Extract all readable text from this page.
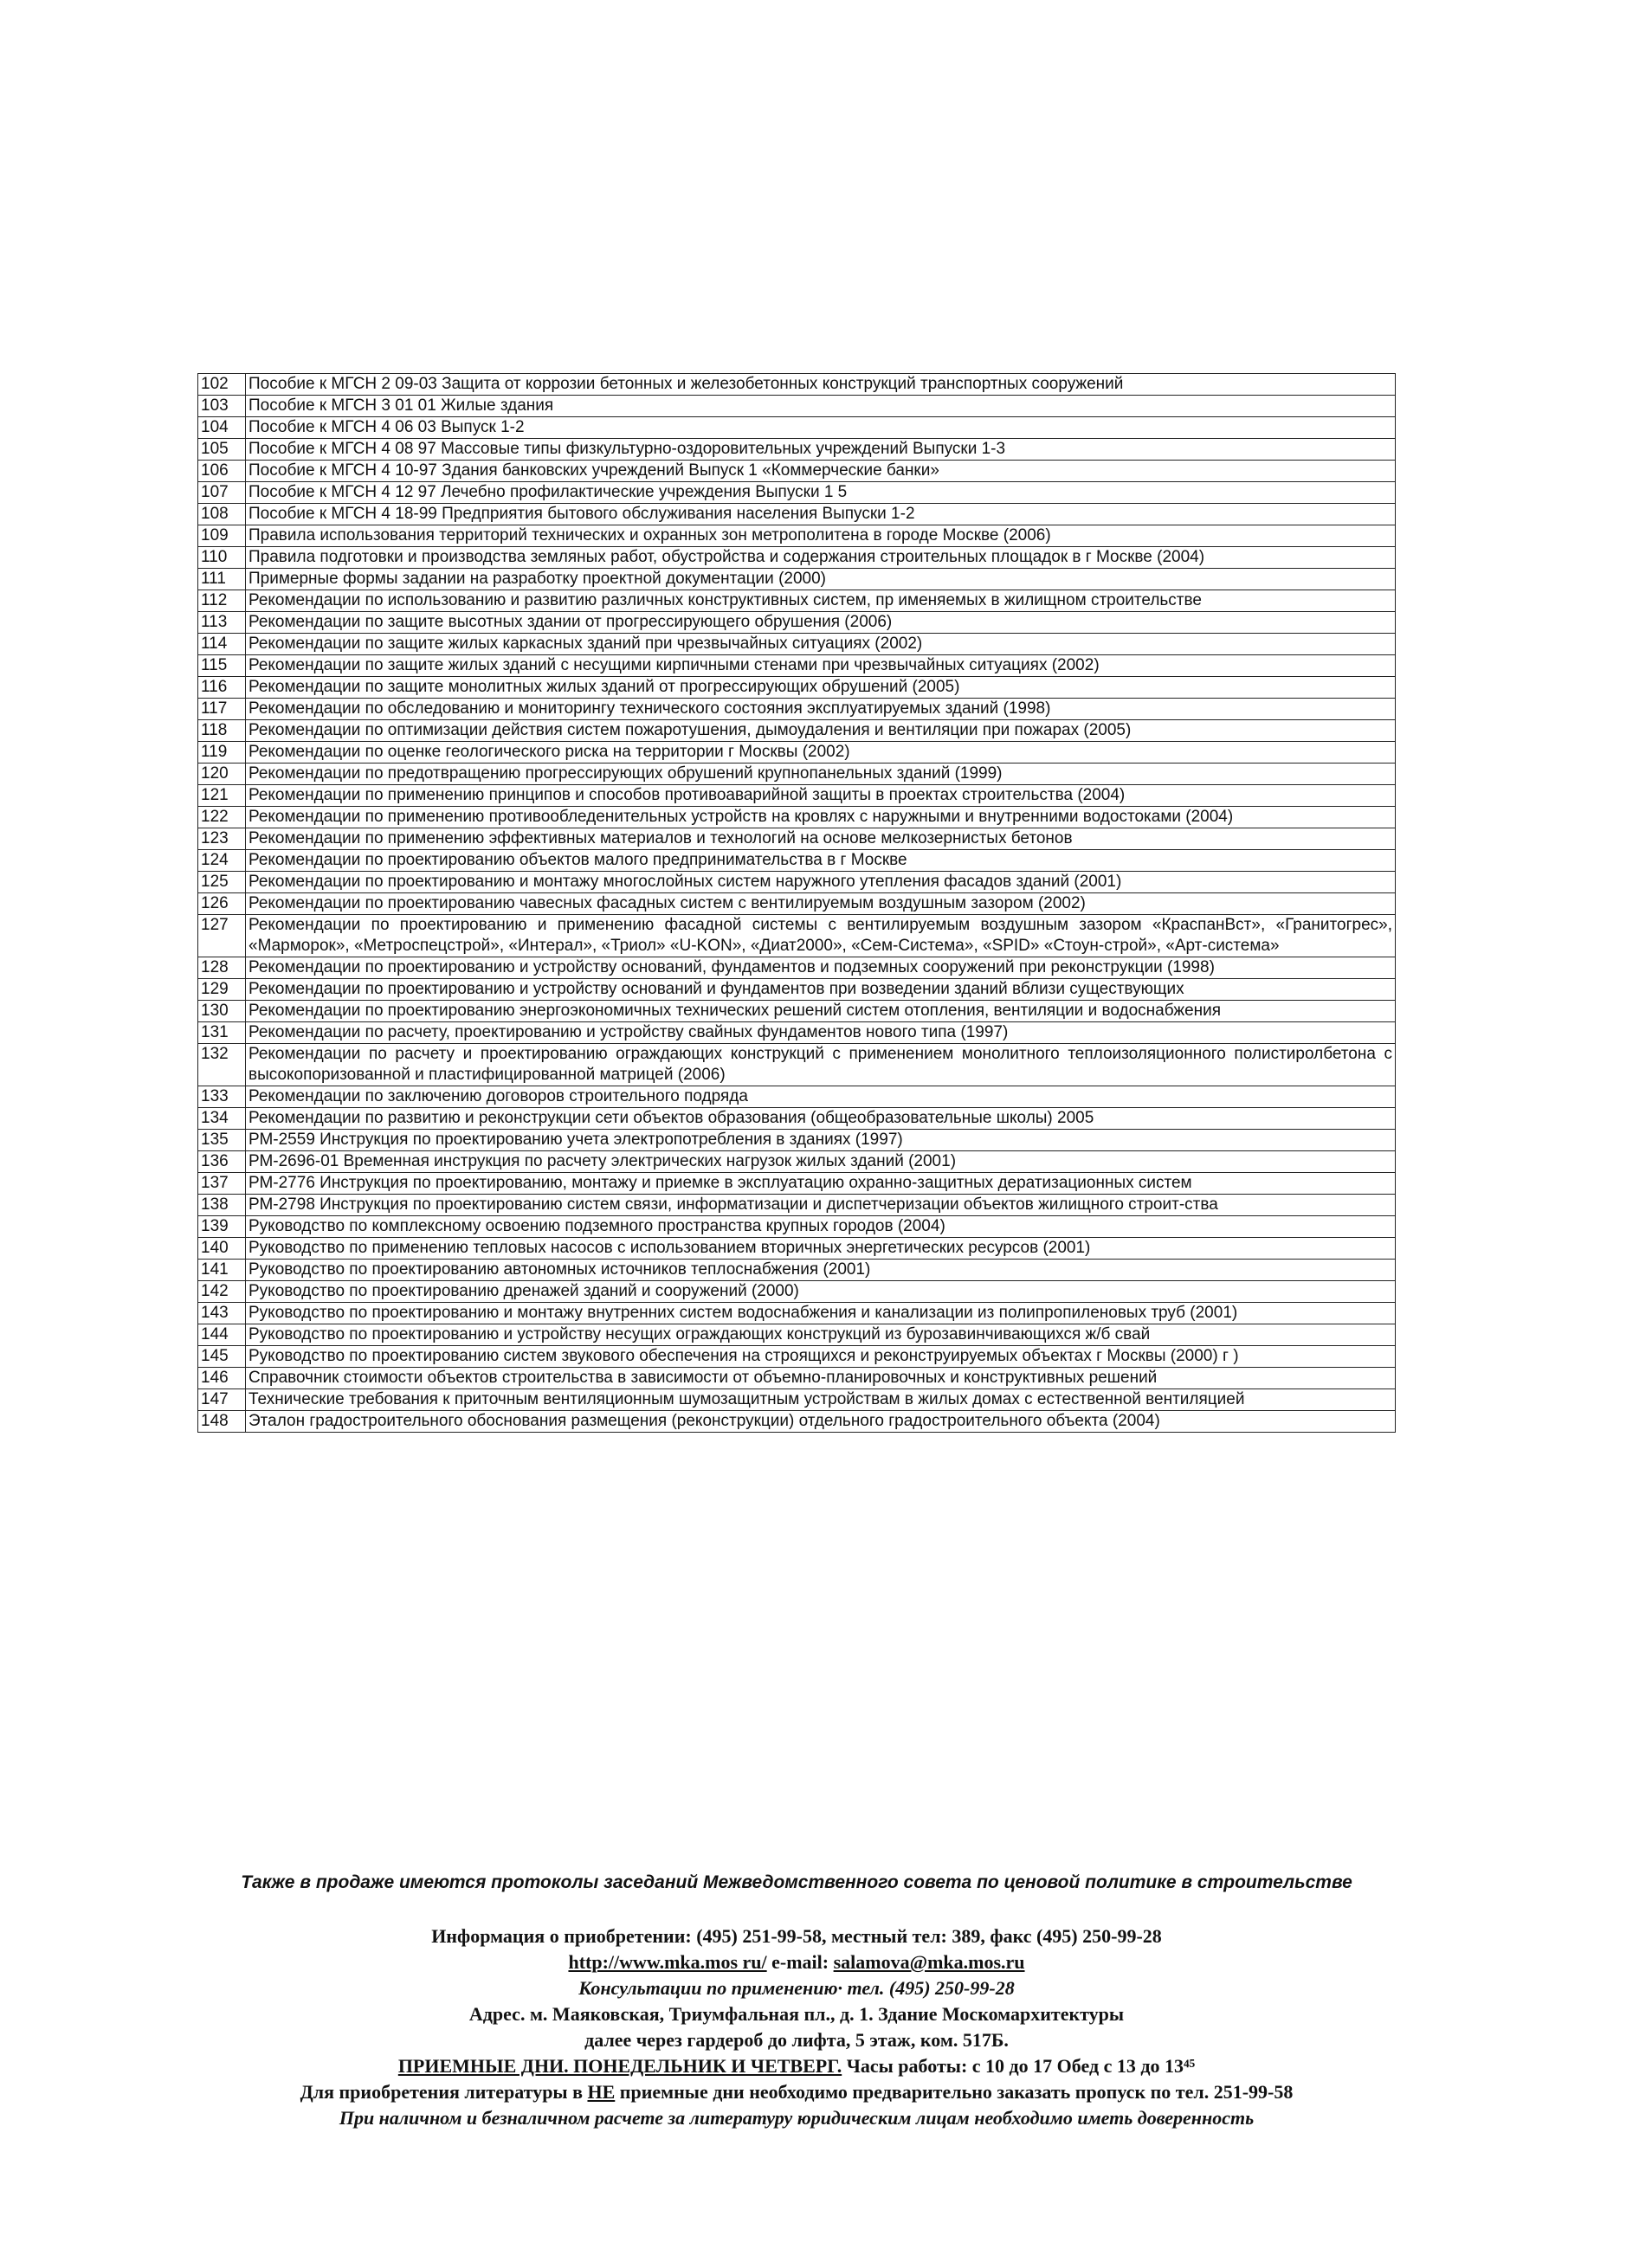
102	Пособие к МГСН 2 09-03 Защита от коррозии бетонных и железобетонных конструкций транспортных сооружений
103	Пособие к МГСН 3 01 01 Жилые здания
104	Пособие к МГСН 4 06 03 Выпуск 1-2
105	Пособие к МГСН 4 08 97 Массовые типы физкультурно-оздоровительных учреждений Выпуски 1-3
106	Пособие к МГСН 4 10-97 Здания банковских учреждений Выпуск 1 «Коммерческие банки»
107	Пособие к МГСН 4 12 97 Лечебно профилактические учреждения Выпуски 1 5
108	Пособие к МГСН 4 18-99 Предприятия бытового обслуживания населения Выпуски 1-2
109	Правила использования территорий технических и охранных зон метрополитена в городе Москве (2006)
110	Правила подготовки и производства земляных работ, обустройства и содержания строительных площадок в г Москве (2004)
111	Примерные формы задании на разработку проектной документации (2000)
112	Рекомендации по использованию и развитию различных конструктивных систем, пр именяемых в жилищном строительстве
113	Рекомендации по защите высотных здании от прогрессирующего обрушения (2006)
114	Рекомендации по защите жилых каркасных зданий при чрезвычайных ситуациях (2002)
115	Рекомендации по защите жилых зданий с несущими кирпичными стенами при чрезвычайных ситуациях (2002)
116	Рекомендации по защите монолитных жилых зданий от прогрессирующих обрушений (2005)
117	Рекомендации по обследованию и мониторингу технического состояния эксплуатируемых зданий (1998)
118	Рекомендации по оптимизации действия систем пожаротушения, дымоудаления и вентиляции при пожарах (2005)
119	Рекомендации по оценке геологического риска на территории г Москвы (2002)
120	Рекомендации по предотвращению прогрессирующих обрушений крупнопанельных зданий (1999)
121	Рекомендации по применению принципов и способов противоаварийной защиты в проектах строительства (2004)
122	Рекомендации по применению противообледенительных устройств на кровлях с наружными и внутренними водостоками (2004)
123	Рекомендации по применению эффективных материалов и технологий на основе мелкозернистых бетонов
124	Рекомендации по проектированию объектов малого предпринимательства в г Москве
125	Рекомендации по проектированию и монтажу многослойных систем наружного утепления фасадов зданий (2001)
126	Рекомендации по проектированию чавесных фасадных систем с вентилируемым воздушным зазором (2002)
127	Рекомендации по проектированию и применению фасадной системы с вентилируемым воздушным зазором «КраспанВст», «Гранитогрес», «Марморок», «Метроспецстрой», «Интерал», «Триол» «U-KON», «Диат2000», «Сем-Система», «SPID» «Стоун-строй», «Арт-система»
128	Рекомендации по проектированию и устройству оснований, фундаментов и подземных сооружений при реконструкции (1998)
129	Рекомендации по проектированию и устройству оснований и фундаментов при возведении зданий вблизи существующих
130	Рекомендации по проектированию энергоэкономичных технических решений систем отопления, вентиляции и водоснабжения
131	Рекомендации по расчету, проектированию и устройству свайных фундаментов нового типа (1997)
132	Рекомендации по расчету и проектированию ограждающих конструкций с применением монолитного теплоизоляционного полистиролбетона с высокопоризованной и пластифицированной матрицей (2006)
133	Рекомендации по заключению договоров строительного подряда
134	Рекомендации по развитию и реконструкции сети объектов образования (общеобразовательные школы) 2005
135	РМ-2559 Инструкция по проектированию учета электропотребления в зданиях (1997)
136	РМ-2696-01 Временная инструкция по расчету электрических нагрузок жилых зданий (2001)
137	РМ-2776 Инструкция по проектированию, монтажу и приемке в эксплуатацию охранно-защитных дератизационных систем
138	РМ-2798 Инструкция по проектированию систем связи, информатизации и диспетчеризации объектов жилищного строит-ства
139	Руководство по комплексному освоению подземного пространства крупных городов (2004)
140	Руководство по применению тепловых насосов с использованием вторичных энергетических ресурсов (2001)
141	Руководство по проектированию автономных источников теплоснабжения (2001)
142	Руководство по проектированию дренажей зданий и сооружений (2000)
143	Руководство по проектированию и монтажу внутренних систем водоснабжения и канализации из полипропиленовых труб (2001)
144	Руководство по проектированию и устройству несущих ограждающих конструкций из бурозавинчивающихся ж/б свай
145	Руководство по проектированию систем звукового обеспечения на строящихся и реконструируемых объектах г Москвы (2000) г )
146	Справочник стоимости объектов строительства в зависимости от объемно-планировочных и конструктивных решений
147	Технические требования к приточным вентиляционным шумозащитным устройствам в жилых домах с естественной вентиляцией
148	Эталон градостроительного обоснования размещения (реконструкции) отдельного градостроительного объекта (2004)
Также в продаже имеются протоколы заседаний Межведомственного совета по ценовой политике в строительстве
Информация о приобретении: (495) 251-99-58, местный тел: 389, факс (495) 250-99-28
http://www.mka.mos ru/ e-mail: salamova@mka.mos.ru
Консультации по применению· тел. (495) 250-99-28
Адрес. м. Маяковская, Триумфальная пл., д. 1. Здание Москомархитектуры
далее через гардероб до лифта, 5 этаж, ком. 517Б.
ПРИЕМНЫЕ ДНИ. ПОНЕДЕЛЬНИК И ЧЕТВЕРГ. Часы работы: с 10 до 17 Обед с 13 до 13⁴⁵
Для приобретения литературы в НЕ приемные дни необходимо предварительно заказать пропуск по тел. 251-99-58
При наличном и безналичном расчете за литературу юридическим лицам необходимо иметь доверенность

****************

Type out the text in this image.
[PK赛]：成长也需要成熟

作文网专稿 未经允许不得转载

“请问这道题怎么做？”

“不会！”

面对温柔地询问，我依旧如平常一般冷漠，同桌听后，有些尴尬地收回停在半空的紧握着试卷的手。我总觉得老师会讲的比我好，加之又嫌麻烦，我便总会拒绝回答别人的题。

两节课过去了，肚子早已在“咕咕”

****************

* Task requirements: From the data above, copy each line that holds "расчету".

* Expected answer:
131	Рекомендации по расчету, проектированию и устройству свайных фундаментов нового типа (1997)
132	Рекомендации по расчету и проектированию ограждающих конструкций с применением монолитного теплоизоляционного полистиролбетона с высокопоризованной и пластифицированной матрицей (2006)
136	РМ-2696-01 Временная инструкция по расчету электрических нагрузок жилых зданий (2001)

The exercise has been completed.